* _SET TASK_
Could you write out every record below exactly, leaving out any pictures?

* _MATERIAL SUPPLIED_
* * * * * * * * *

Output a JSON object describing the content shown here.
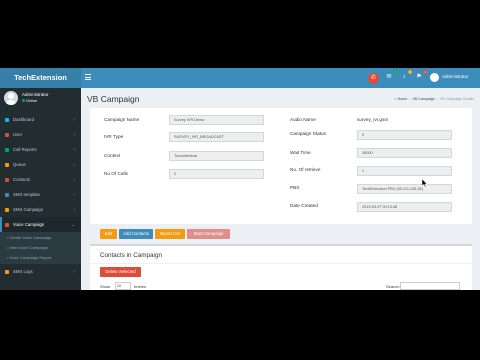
{
  "app": {
    "logo": "TechExtension"
  },
  "user": {
    "name": "Administrator",
    "status": "Online"
  },
  "header": {
    "username": "Administrator",
    "badges": [
      "1",
      "3",
      "1"
    ]
  },
  "sidebar": {
    "items": [
      {
        "label": "Dashboard",
        "color": "#00c0ef"
      },
      {
        "label": "User",
        "color": "#dd4b39"
      },
      {
        "label": "Call Reports",
        "color": "#00a65a"
      },
      {
        "label": "Queue",
        "color": "#f39c12"
      },
      {
        "label": "Contacts",
        "color": "#dd4b39"
      },
      {
        "label": "SMS template",
        "color": "#3c8dbc"
      },
      {
        "label": "SMS Campaign",
        "color": "#f39c12"
      },
      {
        "label": "Voice Campaign",
        "color": "#dd4b39"
      },
      {
        "label": "SMS Logs",
        "color": "#f39c12"
      }
    ],
    "submenu": [
      "Create Voice Campaign",
      "View Voice Campaign",
      "Voice Campaign Report"
    ]
  },
  "page": {
    "title": "VB Campaign",
    "breadcrumb": [
      "Home",
      "VB Campaign",
      "VB Campaign Details"
    ]
  },
  "details": {
    "campaign_name_label": "Campaign Name",
    "campaign_name": "Survey IVR Demo",
    "ivr_type_label": "IVR Type",
    "ivr_type": "SURVEY_IVR_BROADCAST",
    "context_label": "Context",
    "context": "Tcecontextval",
    "no_of_calls_label": "No Of Calls",
    "no_of_calls": "2",
    "audio_name_label": "Audio Name",
    "audio_name": "survey_ivr.gsm",
    "campaign_status_label": "Campaign Status",
    "campaign_status": "0",
    "wait_time_label": "Wait Time",
    "wait_time": "30000",
    "retries_label": "No. Of retrieve",
    "retries": "1",
    "pbx_label": "PBX",
    "pbx": "TechExtension PBX (80.211.228.26)",
    "date_created_label": "Date Created",
    "date_created": "2019-03-07 00:13:48"
  },
  "buttons": [
    {
      "label": "Edit",
      "color": "#f39c12"
    },
    {
      "label": "Add Contacts",
      "color": "#3c8dbc"
    },
    {
      "label": "Import Csv",
      "color": "#f39c12"
    },
    {
      "label": "Start Campaign",
      "color": "#e08e8b"
    }
  ],
  "contacts": {
    "title": "Contacts in Campaign",
    "delete_label": "Delete Selected",
    "show_label": "Show",
    "entries_value": "10",
    "entries_label": "entries",
    "search_label": "Search:"
  }
}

* * * * * * * * *

* _EXERCISE RESULT_
Output a JSON object describing the content shown here.
{
  "app": {
    "logo": "TechExtension"
  },
  "user": {
    "name": "Administrator",
    "status": "Online"
  },
  "header": {
    "username": "Administrator",
    "badges": [
      "1",
      "3",
      "1"
    ]
  },
  "sidebar": {
    "items": [
      {
        "label": "Dashboard",
        "color": "#00c0ef"
      },
      {
        "label": "User",
        "color": "#dd4b39"
      },
      {
        "label": "Call Reports",
        "color": "#00a65a"
      },
      {
        "label": "Queue",
        "color": "#f39c12"
      },
      {
        "label": "Contacts",
        "color": "#dd4b39"
      },
      {
        "label": "SMS template",
        "color": "#3c8dbc"
      },
      {
        "label": "SMS Campaign",
        "color": "#f39c12"
      },
      {
        "label": "Voice Campaign",
        "color": "#dd4b39"
      },
      {
        "label": "SMS Logs",
        "color": "#f39c12"
      }
    ],
    "submenu": [
      "Create Voice Campaign",
      "View Voice Campaign",
      "Voice Campaign Report"
    ]
  },
  "page": {
    "title": "VB Campaign",
    "breadcrumb": [
      "Home",
      "VB Campaign",
      "VB Campaign Details"
    ]
  },
  "details": {
    "campaign_name_label": "Campaign Name",
    "campaign_name": "Survey IVR Demo",
    "ivr_type_label": "IVR Type",
    "ivr_type": "SURVEY_IVR_BROADCAST",
    "context_label": "Context",
    "context": "Tcecontextval",
    "no_of_calls_label": "No Of Calls",
    "no_of_calls": "2",
    "audio_name_label": "Audio Name",
    "audio_name": "survey_ivr.gsm",
    "campaign_status_label": "Campaign Status",
    "campaign_status": "0",
    "wait_time_label": "Wait Time",
    "wait_time": "30000",
    "retries_label": "No. Of retrieve",
    "retries": "1",
    "pbx_label": "PBX",
    "pbx": "TechExtension PBX (80.211.228.26)",
    "date_created_label": "Date Created",
    "date_created": "2019-03-07 00:13:48"
  },
  "buttons": [
    {
      "label": "Edit",
      "color": "#f39c12"
    },
    {
      "label": "Add Contacts",
      "color": "#3c8dbc"
    },
    {
      "label": "Import Csv",
      "color": "#f39c12"
    },
    {
      "label": "Start Campaign",
      "color": "#e08e8b"
    }
  ],
  "contacts": {
    "title": "Contacts in Campaign",
    "delete_label": "Delete Selected",
    "show_label": "Show",
    "entries_value": "10",
    "entries_label": "entries",
    "search_label": "Search:"
  }
}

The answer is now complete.